Direction:
Answer these questions using the robotics teams text below:
(a) What award did the team win at the 2013 NJ state tournament?
(b) How many 9th graders are on Exit 5A Robotics?
(c) Who coaches Exit 6B Brobotics?

For the 2013 FLL Nature's Fury season, the team won the Project Award & 1st Place Robot Performance Award in the Sparta qualifier, a 3rd Place Champion's Award at the 2013 NJ state tournament and a 2nd Place Gracious Professionalism Aware at the North American Open Championship.

The team has a common interest in Science, Math, Engineering, Robotics & Technology and is led by coaches Bill Lam, Yitao Yu and Holly Lam.
Exit 5A Robotics is an all-girls award-winning team formed with two Exit 5 FLL members from the 2013 FLL season and has competed in three FLL seasons and other competitions. The team has a total of eight 9th graders and is coached by Carmen Yung, Bill Lam, Jerry Siao and Holly Lam. Exit 6B Brobotics is an all-boys award-winning team of 2 6th graders and two 7th graders) and is coached by Bill Lam and Ritu Sohal.

==Awards==
Below is the list of state, national, and global level awards received by LRC teams.

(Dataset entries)
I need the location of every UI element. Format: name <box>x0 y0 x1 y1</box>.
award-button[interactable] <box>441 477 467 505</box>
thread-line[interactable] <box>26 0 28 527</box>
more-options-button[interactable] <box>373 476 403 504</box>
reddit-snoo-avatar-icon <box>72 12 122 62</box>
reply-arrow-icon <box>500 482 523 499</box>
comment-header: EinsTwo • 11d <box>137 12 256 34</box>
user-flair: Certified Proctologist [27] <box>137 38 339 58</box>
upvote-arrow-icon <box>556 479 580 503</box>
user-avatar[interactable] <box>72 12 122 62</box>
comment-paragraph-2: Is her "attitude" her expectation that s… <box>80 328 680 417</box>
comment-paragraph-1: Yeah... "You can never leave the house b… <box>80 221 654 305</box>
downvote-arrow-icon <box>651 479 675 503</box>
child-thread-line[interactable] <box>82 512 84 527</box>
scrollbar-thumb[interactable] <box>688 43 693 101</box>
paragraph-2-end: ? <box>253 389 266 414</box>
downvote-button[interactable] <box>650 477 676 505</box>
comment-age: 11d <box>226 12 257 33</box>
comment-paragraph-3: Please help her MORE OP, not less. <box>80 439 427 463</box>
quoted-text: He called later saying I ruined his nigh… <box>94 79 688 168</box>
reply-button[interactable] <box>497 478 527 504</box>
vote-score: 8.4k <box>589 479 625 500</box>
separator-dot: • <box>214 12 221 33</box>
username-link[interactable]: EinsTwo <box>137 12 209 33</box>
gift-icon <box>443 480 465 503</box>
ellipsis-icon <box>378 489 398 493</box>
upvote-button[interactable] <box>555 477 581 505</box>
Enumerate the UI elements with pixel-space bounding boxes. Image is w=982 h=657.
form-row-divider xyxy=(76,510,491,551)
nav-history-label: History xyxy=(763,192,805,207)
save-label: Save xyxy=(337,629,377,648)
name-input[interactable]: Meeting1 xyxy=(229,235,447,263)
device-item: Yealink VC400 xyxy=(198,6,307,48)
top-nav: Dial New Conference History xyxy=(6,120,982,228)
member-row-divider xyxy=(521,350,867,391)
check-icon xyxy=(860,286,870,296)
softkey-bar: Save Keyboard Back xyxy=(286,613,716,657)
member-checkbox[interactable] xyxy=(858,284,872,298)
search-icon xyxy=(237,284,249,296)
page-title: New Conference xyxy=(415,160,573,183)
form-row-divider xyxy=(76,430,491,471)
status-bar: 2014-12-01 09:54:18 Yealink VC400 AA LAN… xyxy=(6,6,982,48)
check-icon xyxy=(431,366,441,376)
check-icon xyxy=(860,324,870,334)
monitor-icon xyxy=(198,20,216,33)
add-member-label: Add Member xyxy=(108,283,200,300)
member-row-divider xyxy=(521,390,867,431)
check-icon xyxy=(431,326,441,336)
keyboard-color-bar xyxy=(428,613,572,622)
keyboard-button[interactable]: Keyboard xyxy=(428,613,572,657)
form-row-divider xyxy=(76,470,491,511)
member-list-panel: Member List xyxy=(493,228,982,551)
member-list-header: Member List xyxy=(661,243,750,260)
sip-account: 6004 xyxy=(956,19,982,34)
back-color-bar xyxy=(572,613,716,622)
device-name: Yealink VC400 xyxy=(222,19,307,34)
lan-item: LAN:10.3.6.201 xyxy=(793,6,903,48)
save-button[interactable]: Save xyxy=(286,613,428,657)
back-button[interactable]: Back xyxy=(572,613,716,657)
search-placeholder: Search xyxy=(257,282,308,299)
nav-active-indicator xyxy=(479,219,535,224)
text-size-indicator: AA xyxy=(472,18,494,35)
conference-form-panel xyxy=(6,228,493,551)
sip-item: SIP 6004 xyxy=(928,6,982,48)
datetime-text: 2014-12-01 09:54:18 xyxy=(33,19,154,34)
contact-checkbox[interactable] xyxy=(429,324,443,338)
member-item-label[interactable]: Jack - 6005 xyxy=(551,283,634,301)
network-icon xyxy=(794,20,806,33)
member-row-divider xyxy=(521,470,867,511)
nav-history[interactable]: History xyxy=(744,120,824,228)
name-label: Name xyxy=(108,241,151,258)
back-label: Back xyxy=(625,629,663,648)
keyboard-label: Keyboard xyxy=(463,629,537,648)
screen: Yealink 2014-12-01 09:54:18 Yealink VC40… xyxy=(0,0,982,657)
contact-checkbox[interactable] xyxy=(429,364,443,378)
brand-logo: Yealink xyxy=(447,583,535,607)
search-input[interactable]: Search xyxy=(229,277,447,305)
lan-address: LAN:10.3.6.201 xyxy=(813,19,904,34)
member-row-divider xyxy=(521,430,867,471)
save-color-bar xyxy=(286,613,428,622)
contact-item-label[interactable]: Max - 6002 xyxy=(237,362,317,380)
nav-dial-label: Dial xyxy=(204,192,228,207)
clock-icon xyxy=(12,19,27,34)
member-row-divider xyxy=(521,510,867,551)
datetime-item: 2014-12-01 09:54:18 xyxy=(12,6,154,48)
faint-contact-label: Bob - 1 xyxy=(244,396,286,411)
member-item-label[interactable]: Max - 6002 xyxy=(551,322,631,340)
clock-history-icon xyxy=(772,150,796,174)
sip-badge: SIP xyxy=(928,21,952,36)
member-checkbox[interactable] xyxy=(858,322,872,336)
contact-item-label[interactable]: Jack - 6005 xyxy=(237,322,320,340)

Exercise response:
(a) A 3rd Place Champion's Award
(b) Eight
(c) Bill Lam and Ritu Sohal